(Stored entries)
--- begin ---

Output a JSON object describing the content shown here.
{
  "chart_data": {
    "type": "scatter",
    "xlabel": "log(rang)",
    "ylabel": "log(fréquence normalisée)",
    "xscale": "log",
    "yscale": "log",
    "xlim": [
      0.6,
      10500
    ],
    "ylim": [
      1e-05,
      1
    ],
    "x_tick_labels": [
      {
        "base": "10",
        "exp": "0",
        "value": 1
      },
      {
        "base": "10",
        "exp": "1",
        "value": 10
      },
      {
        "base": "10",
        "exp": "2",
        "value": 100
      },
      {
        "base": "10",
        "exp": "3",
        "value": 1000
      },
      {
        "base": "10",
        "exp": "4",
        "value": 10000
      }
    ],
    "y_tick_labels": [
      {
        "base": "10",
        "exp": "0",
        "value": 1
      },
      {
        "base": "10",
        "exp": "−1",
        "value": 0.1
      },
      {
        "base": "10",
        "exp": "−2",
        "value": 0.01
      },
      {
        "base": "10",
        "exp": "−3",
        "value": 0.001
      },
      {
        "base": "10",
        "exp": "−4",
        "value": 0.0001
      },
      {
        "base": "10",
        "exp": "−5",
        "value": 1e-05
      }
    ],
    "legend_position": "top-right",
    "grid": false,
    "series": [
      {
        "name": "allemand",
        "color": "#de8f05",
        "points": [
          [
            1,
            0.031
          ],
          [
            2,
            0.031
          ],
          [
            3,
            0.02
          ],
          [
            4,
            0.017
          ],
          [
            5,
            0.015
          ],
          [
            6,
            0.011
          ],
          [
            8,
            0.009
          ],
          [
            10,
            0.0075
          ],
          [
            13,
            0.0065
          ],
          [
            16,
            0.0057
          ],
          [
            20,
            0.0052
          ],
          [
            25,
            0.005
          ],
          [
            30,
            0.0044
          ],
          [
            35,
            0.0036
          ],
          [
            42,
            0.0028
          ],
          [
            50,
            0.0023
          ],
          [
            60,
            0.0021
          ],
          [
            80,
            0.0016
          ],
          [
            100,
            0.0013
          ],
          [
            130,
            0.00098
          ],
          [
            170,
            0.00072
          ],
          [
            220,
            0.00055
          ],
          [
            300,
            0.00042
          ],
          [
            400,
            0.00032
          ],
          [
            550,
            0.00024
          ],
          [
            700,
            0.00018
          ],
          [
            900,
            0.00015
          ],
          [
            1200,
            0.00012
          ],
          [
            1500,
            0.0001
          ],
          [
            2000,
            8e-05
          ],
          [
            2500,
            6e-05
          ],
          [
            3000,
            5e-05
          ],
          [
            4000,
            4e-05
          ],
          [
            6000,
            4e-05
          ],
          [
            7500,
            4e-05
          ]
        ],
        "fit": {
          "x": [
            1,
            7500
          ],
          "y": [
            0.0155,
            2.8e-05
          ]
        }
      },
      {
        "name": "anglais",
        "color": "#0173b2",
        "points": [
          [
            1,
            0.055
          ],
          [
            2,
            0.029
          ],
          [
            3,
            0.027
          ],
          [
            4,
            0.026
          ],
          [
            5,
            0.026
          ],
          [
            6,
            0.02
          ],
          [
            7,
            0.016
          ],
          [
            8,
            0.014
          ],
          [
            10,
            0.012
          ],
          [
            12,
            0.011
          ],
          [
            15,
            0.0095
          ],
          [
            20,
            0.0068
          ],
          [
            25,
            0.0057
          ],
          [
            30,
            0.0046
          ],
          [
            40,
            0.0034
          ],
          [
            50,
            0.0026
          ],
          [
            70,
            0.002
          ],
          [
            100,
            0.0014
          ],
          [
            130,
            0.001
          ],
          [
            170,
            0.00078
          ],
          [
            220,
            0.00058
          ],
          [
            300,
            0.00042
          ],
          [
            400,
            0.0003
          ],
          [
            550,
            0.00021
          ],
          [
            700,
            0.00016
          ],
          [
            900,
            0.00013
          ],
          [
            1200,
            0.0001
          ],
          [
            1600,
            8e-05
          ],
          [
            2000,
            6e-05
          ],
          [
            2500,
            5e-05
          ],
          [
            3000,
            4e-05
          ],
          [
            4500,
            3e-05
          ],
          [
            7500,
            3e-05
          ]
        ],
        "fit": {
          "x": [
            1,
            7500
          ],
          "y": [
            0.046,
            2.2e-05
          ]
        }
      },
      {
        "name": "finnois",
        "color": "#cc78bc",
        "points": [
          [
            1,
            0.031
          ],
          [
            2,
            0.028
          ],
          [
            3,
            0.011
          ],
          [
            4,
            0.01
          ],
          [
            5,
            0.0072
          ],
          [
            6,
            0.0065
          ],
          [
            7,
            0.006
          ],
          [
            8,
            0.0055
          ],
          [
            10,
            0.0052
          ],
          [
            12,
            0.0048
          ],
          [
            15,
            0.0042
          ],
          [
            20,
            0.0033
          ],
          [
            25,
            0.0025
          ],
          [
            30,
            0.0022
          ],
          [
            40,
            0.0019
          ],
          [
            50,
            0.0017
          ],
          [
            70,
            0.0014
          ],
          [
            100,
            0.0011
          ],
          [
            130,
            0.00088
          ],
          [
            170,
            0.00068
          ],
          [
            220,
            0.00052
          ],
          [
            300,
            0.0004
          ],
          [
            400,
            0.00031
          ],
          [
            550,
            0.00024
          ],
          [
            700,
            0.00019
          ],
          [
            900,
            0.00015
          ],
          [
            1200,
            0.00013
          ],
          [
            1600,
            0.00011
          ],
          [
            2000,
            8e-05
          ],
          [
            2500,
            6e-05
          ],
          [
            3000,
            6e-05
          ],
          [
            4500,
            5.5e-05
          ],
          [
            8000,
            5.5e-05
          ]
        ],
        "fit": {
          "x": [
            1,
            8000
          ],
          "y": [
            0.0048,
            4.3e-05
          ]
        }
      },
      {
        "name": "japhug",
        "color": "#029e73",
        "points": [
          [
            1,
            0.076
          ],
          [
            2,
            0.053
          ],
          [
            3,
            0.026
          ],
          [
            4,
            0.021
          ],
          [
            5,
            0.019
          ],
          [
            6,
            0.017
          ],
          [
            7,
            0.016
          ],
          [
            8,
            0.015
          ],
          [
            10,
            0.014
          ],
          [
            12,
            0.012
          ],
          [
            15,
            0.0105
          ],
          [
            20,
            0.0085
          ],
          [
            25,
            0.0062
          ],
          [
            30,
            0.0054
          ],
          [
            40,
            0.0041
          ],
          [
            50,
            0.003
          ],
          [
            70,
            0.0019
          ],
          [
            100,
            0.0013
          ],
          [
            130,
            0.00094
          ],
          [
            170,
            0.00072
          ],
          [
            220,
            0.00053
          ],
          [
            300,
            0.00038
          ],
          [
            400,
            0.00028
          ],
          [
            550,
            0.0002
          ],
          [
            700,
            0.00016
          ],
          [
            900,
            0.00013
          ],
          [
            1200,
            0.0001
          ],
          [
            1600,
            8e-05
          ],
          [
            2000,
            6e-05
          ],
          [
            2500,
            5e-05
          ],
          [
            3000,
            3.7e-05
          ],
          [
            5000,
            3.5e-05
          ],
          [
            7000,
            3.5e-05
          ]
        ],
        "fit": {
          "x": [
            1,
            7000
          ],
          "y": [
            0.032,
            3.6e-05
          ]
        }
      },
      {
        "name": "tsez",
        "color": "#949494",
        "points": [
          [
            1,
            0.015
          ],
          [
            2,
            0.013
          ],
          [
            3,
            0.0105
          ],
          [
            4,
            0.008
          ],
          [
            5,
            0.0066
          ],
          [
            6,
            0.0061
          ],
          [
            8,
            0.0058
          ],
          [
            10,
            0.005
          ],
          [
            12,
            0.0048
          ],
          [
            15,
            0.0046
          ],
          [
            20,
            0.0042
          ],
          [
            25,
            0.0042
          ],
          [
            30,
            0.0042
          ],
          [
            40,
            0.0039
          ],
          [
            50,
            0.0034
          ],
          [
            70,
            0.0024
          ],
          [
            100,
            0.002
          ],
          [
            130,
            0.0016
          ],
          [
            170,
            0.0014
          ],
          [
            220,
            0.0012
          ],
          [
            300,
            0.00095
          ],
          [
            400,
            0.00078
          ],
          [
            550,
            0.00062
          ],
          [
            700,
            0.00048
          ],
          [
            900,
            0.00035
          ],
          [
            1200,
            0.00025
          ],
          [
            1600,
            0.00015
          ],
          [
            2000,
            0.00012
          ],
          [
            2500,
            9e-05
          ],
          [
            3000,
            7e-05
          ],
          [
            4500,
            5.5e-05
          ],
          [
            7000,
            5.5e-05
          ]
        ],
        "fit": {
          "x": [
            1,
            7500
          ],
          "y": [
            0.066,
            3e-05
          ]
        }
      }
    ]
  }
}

--- end ---

> _Exercise description_: Count how many lines above carry the word "value". Only the number is required.

> _Result of the task_: 11